> [WORK INSTRUCTIONS]
Scan the data below. Pull out each line where "date" occurs.

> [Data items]

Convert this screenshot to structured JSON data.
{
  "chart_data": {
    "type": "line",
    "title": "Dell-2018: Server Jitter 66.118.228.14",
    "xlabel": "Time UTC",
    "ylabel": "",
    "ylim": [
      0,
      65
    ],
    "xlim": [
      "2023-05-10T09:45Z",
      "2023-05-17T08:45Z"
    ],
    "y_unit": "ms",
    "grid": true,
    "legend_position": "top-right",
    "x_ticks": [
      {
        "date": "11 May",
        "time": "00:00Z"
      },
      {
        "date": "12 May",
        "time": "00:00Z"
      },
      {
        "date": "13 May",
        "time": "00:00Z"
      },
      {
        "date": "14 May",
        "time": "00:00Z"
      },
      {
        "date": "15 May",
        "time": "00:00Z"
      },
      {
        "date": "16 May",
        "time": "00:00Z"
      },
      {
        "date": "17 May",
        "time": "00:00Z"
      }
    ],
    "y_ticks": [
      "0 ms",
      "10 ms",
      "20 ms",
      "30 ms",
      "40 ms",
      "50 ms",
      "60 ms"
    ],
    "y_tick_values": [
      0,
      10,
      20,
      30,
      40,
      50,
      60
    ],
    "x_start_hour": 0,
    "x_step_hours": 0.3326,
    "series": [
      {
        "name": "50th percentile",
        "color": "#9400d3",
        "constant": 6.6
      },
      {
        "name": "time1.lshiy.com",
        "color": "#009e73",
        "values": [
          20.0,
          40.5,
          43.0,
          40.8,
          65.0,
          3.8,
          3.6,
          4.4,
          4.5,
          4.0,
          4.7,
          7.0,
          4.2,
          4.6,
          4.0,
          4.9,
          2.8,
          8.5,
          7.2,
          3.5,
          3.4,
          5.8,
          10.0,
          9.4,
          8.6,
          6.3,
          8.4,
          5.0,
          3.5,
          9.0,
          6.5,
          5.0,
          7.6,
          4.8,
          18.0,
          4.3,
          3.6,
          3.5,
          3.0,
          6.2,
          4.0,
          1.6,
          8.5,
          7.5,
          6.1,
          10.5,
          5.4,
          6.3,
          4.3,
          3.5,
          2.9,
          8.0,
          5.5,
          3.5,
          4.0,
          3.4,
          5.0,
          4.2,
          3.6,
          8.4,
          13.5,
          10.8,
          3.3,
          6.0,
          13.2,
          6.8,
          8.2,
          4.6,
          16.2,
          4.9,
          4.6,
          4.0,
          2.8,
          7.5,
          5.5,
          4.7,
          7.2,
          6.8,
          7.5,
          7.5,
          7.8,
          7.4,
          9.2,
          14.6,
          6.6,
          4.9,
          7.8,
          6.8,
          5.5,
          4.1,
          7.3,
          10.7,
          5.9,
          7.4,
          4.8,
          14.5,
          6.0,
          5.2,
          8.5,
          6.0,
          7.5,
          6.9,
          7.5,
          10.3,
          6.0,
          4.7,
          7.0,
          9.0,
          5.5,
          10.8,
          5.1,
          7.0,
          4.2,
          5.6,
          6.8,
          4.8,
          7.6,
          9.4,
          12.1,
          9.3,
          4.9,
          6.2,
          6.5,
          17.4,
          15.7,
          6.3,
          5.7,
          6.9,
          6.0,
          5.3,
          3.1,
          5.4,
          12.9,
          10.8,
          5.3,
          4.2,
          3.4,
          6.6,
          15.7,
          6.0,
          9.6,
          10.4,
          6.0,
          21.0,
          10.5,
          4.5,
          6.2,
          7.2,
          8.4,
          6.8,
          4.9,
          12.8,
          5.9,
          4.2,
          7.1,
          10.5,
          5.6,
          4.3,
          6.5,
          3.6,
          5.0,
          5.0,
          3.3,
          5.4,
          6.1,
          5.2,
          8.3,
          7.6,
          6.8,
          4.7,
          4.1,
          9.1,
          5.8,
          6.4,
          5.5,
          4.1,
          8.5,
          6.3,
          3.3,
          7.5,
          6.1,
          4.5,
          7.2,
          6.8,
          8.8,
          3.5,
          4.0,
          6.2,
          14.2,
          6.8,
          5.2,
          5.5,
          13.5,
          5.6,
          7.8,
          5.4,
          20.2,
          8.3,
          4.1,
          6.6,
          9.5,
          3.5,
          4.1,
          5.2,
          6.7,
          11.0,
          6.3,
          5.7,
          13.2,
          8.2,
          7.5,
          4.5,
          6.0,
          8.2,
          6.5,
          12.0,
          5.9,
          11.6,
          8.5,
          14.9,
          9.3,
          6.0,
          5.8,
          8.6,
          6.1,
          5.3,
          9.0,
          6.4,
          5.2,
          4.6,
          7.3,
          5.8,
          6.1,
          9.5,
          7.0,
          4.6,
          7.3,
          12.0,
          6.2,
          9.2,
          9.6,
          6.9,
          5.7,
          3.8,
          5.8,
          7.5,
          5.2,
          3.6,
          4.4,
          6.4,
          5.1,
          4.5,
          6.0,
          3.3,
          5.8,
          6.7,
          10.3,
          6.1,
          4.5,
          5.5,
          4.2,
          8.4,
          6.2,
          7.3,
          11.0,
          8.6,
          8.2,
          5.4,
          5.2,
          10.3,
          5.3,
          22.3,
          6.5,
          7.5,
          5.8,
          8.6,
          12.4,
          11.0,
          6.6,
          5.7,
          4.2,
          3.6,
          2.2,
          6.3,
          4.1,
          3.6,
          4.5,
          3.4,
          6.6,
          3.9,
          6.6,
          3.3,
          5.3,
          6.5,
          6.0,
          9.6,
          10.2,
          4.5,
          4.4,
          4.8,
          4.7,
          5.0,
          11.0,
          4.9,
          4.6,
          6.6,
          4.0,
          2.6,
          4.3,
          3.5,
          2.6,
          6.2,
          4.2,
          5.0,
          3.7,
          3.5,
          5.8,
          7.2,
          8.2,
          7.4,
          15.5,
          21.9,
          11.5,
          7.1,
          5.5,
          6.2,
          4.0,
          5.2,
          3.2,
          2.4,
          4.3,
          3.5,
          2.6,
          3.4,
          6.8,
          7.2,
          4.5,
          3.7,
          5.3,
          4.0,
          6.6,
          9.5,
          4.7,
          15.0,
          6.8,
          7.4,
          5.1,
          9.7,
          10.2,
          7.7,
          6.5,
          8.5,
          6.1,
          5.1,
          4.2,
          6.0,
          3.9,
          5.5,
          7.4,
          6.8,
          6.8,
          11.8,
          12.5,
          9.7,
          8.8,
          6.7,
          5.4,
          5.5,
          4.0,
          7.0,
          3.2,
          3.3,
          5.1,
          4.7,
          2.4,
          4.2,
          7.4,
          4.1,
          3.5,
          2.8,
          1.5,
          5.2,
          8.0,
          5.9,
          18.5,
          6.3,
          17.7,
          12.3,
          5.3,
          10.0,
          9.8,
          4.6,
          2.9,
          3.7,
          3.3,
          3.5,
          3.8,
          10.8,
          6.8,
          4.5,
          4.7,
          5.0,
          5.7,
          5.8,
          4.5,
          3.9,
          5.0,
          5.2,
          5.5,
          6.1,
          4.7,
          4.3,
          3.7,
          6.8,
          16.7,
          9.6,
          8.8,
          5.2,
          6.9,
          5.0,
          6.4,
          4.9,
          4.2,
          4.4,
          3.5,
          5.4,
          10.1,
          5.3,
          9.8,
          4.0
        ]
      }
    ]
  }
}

> [ANSWER FOR THIS EXERCISE]
        "date": "11 May",
        "date": "12 May",
        "date": "13 May",
        "date": "14 May",
        "date": "15 May",
        "date": "16 May",
        "date": "17 May",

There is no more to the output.